◆ Activity: Select and copy out every line in the records containing "något".

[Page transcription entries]
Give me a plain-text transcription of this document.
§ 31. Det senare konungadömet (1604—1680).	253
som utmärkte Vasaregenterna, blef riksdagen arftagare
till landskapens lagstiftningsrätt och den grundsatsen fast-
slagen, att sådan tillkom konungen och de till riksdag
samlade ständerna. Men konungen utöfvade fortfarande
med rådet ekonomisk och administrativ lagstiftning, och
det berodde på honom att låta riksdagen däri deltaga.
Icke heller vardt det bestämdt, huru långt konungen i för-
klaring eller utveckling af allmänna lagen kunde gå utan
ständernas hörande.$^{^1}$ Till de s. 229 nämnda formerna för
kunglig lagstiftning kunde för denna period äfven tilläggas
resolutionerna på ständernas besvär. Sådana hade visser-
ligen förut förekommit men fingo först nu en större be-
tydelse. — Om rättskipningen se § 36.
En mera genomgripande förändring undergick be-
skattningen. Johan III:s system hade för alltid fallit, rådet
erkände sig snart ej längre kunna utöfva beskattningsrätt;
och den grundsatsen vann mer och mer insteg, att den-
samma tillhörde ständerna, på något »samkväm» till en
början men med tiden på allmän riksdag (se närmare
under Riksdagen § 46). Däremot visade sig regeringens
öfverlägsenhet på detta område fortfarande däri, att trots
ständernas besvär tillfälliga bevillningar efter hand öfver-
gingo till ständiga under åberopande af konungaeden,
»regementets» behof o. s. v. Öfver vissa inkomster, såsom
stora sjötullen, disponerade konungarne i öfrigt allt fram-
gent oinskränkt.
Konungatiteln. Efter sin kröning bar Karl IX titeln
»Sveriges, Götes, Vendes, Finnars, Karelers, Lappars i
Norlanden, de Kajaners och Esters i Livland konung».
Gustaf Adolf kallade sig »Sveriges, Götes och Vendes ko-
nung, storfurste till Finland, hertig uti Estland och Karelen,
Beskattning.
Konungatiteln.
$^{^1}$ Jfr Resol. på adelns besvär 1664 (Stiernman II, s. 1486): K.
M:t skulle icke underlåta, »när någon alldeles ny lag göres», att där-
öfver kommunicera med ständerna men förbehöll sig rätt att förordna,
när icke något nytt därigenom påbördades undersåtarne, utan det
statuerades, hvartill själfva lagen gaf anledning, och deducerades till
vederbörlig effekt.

◆ Response box:
samma tillhörde ständerna, på något »samkväm» till en
när icke något nytt därigenom påbördades undersåtarne, utan det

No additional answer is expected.